[Saved entries]
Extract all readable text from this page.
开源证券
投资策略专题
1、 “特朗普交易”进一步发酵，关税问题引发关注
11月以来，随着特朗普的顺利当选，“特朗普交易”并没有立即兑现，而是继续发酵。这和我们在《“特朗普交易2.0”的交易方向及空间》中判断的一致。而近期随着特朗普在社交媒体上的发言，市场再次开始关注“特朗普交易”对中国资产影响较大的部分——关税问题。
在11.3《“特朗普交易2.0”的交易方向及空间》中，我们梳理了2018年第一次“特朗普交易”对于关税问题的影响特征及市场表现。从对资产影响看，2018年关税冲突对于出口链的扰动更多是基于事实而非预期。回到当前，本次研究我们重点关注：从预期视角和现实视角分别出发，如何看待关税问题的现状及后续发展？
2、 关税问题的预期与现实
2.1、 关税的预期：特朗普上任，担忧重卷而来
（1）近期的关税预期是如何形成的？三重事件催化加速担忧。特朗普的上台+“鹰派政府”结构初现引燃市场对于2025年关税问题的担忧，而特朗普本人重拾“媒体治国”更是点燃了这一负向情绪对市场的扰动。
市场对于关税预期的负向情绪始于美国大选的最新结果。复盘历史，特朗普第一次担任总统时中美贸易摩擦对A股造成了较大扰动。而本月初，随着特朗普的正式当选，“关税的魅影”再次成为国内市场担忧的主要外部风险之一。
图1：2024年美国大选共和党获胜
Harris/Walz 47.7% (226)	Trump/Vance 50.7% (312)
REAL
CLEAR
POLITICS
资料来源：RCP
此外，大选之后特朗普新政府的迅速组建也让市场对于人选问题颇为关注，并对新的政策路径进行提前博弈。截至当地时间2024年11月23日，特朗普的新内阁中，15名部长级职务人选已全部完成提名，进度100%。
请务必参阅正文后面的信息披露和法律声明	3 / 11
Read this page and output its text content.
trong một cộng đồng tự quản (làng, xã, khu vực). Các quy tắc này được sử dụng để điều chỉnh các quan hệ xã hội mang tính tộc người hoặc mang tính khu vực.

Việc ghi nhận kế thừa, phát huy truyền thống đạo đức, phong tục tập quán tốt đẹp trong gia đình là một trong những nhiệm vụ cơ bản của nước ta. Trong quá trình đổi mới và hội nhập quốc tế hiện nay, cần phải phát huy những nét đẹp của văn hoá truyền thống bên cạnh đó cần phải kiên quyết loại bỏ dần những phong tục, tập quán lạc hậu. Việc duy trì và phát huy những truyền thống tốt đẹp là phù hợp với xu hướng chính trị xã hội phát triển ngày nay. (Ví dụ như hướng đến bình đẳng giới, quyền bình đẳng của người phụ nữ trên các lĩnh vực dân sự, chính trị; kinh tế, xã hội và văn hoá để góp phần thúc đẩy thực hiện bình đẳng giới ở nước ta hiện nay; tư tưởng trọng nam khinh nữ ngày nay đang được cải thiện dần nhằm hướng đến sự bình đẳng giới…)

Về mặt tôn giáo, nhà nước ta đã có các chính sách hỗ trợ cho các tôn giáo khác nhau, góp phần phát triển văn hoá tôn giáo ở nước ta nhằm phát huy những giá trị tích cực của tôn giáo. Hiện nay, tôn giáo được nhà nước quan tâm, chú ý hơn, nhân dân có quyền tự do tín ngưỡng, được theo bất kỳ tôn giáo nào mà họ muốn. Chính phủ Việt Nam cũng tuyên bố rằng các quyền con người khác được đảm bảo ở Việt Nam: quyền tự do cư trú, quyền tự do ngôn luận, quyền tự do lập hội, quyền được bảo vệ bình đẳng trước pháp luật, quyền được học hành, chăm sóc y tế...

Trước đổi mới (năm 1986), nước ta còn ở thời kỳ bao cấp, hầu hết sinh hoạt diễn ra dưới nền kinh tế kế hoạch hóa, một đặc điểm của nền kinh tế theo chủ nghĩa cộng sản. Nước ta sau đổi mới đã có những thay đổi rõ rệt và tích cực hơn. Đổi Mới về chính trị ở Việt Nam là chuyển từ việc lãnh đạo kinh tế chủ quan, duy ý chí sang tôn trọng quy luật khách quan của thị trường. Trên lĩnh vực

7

§ THE TASK: Each line containing the word "特朗普交易" counts once; report the total alone.

§ OUTPUT BELOW: 3